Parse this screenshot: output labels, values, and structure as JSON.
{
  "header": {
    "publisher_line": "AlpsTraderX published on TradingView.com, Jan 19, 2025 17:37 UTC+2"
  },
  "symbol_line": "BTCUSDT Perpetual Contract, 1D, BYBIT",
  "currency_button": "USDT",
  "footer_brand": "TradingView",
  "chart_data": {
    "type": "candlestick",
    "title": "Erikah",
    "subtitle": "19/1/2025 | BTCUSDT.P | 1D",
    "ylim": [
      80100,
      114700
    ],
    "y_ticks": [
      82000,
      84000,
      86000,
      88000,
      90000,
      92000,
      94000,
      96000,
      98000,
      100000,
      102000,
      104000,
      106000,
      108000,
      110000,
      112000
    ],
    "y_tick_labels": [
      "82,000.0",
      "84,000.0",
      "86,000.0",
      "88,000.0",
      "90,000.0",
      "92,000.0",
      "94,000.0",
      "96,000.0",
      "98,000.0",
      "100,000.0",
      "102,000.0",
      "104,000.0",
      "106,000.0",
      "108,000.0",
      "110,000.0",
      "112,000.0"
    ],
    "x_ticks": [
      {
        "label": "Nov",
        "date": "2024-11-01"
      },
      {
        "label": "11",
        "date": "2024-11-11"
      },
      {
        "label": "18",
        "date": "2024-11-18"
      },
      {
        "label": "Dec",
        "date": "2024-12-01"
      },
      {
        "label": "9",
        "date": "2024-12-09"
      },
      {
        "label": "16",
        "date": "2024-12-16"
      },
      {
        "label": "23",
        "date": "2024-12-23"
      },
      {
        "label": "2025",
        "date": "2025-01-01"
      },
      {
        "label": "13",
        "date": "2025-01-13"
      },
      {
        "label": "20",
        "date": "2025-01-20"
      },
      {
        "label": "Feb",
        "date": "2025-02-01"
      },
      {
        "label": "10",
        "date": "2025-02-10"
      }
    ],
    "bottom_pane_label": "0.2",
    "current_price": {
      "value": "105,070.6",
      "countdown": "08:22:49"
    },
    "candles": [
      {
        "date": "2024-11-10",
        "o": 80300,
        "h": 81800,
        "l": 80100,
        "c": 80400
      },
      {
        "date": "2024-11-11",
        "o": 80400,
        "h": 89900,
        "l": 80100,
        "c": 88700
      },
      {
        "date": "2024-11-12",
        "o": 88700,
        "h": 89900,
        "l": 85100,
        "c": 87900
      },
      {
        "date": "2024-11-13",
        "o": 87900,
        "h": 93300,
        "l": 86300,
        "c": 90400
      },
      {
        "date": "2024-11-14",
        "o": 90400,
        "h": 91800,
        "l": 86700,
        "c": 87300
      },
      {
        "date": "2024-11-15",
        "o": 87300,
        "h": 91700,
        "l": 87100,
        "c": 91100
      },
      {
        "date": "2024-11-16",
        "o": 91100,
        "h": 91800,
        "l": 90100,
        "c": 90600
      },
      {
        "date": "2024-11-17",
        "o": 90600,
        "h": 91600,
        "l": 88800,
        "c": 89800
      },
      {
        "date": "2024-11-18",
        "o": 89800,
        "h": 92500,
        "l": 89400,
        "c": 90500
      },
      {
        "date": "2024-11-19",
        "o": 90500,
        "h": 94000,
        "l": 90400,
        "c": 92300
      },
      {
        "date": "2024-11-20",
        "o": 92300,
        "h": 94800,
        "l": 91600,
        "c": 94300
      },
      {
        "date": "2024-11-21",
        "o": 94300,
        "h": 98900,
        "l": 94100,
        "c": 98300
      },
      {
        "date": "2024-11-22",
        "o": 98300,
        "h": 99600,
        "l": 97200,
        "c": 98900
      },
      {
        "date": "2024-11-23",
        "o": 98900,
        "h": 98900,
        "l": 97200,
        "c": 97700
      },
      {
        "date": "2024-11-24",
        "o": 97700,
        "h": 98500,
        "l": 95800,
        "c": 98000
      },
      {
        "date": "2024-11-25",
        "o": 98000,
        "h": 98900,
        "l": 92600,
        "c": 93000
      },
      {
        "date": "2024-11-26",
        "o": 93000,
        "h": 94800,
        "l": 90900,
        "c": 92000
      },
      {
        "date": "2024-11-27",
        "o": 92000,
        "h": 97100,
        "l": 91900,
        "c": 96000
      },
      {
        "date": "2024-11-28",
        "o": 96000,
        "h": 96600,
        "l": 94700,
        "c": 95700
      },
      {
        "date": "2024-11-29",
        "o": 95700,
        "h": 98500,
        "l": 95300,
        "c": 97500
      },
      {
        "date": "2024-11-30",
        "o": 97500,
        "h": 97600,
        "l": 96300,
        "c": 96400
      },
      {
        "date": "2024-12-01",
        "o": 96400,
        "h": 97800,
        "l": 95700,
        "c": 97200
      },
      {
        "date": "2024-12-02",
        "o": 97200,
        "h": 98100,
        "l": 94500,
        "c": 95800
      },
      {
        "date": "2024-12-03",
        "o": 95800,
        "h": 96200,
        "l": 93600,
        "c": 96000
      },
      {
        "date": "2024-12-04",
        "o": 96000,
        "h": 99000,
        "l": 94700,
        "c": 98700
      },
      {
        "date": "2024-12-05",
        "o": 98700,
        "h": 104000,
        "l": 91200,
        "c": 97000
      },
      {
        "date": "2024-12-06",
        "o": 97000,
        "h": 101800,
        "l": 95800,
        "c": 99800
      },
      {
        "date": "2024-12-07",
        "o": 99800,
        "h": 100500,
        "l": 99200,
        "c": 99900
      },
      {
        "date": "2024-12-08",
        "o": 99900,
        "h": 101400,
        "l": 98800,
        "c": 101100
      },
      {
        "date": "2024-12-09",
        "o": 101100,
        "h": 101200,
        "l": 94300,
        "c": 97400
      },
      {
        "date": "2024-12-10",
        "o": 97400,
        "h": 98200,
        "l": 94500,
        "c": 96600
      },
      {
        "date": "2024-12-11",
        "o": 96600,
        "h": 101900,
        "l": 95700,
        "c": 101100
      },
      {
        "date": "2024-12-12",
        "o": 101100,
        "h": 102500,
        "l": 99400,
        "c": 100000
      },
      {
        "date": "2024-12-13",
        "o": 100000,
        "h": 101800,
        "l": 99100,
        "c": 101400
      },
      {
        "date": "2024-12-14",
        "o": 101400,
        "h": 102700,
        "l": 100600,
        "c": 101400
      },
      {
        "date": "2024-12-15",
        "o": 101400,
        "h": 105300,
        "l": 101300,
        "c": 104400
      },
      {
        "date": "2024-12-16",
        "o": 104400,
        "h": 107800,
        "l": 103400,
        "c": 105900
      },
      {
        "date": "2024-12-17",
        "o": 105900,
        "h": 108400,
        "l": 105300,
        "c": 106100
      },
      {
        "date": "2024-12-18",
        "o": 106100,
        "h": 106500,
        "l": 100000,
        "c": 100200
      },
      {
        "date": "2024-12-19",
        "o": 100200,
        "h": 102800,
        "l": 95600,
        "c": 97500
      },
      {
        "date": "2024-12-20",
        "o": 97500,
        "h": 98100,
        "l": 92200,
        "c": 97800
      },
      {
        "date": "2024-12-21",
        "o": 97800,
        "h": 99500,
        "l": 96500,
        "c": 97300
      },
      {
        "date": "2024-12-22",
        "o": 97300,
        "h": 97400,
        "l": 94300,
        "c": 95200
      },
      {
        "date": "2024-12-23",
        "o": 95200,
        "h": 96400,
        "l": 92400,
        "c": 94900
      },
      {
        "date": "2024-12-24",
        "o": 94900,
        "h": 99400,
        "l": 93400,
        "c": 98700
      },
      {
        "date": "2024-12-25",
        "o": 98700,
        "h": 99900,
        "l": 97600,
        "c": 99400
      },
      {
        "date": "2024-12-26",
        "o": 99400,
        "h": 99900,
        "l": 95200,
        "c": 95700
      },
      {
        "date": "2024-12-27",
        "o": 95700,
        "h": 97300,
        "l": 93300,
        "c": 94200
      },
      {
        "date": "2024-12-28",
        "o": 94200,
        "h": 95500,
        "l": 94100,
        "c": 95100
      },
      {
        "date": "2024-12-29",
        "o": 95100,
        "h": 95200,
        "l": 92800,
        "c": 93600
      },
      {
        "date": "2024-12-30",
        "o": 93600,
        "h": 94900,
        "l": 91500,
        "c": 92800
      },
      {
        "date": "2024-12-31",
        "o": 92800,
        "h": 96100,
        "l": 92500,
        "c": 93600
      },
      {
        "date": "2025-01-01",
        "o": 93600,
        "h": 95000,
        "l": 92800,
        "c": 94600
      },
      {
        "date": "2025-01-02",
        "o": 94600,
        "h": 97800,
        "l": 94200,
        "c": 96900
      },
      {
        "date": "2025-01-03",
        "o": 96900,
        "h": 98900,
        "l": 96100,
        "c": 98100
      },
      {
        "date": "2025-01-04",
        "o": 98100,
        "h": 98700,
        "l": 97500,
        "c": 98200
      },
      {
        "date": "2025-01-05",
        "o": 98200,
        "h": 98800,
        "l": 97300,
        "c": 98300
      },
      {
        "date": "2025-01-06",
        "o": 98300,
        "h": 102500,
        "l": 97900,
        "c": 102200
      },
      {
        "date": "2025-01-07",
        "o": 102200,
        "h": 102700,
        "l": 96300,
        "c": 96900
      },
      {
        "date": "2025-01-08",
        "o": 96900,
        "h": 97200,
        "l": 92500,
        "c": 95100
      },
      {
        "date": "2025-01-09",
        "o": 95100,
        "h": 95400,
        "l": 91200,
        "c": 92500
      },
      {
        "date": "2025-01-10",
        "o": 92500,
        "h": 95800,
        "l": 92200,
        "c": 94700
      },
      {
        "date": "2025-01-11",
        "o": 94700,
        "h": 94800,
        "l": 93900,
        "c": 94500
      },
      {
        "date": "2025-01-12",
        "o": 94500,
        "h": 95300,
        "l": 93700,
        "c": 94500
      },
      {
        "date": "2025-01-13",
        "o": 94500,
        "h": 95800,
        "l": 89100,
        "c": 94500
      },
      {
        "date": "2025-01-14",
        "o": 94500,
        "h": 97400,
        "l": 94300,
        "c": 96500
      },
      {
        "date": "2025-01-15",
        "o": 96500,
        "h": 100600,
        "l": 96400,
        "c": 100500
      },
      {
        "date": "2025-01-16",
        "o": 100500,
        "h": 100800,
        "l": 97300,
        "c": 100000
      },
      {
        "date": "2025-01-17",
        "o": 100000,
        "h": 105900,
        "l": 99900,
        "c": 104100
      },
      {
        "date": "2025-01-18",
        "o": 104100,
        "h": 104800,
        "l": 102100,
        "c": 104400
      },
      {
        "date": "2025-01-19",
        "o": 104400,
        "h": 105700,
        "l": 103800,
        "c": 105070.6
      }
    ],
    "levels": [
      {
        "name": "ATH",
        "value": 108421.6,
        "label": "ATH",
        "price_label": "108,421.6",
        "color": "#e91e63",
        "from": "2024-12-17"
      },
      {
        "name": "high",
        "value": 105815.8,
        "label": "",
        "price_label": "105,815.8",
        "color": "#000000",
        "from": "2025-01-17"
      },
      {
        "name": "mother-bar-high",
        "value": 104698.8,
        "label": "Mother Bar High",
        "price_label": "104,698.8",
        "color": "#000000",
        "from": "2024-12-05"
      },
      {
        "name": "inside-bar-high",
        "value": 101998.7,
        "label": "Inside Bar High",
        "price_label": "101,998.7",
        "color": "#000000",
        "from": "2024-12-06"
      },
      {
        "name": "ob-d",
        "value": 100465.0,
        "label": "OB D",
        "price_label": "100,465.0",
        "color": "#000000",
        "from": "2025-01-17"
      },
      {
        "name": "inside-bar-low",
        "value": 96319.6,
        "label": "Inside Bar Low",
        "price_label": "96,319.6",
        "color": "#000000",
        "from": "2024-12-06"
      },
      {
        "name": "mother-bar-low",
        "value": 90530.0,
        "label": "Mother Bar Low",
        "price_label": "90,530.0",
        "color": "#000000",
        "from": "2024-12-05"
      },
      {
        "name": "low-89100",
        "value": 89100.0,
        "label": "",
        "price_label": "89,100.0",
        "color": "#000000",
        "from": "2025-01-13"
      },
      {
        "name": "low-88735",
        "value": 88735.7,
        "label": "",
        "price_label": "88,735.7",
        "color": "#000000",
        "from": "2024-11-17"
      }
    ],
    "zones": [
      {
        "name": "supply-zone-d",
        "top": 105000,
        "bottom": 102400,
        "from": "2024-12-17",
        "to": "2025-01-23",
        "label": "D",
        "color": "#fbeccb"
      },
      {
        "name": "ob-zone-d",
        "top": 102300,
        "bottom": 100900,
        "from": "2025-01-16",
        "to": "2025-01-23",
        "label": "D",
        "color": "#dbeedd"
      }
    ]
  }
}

########

● **Task to complete**: State how many lines include the string "BTCUSDT". Give no other information.

● **Response**: 2